- _ENTRIES PROVIDED_
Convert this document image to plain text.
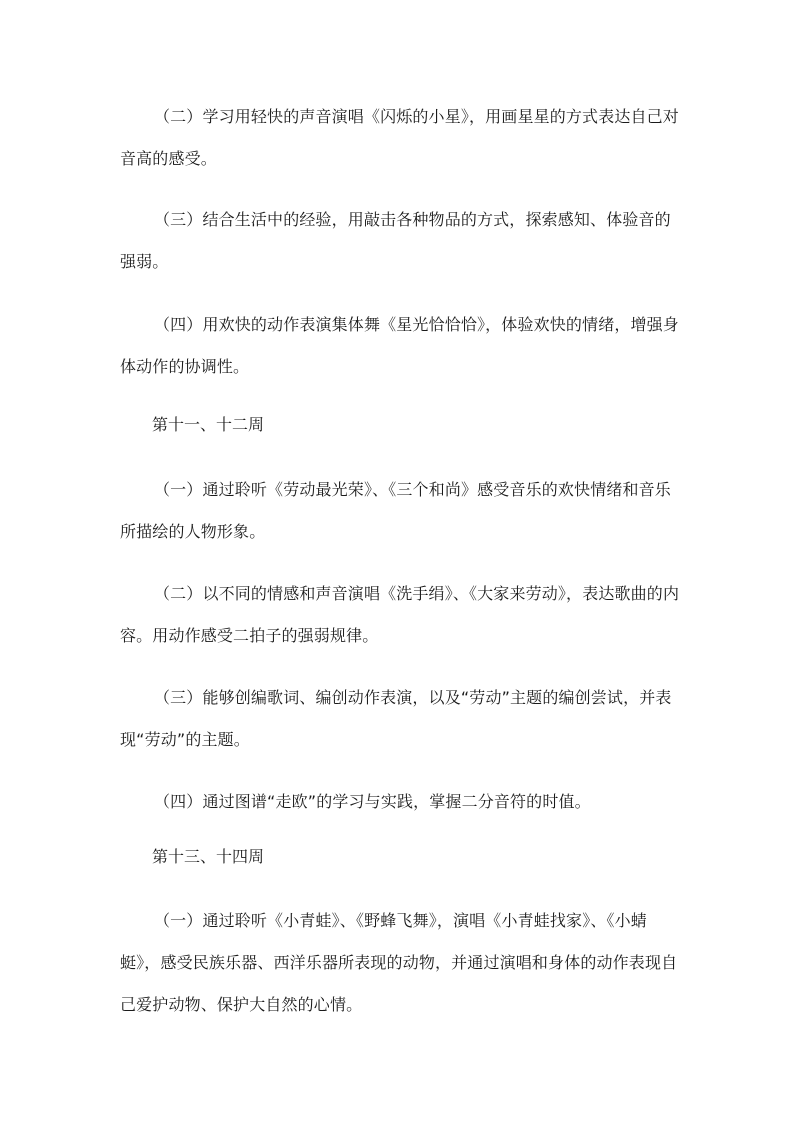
（二）学习用轻快的声音演唱《闪烁的小星》，用画星星的方式表达自己对音高的感受。

（三）结合生活中的经验，用敲击各种物品的方式，探索感知、体验音的强弱。

（四）用欢快的动作表演集体舞《星光恰恰恰》，体验欢快的情绪，增强身体动作的协调性。

第十一、十二周

（一）通过聆听《劳动最光荣》、《三个和尚》感受音乐的欢快情绪和音乐所描绘的人物形象。

（二）以不同的情感和声音演唱《洗手绢》、《大家来劳动》，表达歌曲的内容。用动作感受二拍子的强弱规律。

（三）能够创编歌词、编创动作表演，以及“劳动”主题的编创尝试，并表现“劳动”的主题。

（四）通过图谱“走欧”的学习与实践，掌握二分音符的时值。

第十三、十四周

（一）通过聆听《小青蛙》、《野蜂飞舞》，演唱《小青蛙找家》、《小蜻蜓》，感受民族乐器、西洋乐器所表现的动物，并通过演唱和身体的动作表现自己爱护动物、保护大自然的心情。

- _THE EXERCISE_
Pictures are excluded; output everything else in the data verbatim.

- _RESULT OF THIS TASK_
Convert this document image to plain text.
（二）学习用轻快的声音演唱《闪烁的小星》，用画星星的方式表达自己对音高的感受。

（三）结合生活中的经验，用敲击各种物品的方式，探索感知、体验音的强弱。

（四）用欢快的动作表演集体舞《星光恰恰恰》，体验欢快的情绪，增强身体动作的协调性。

第十一、十二周

（一）通过聆听《劳动最光荣》、《三个和尚》感受音乐的欢快情绪和音乐所描绘的人物形象。

（二）以不同的情感和声音演唱《洗手绢》、《大家来劳动》，表达歌曲的内容。用动作感受二拍子的强弱规律。

（三）能够创编歌词、编创动作表演，以及“劳动”主题的编创尝试，并表现“劳动”的主题。

（四）通过图谱“走欧”的学习与实践，掌握二分音符的时值。

第十三、十四周

（一）通过聆听《小青蛙》、《野蜂飞舞》，演唱《小青蛙找家》、《小蜻蜓》，感受民族乐器、西洋乐器所表现的动物，并通过演唱和身体的动作表现自己爱护动物、保护大自然的心情。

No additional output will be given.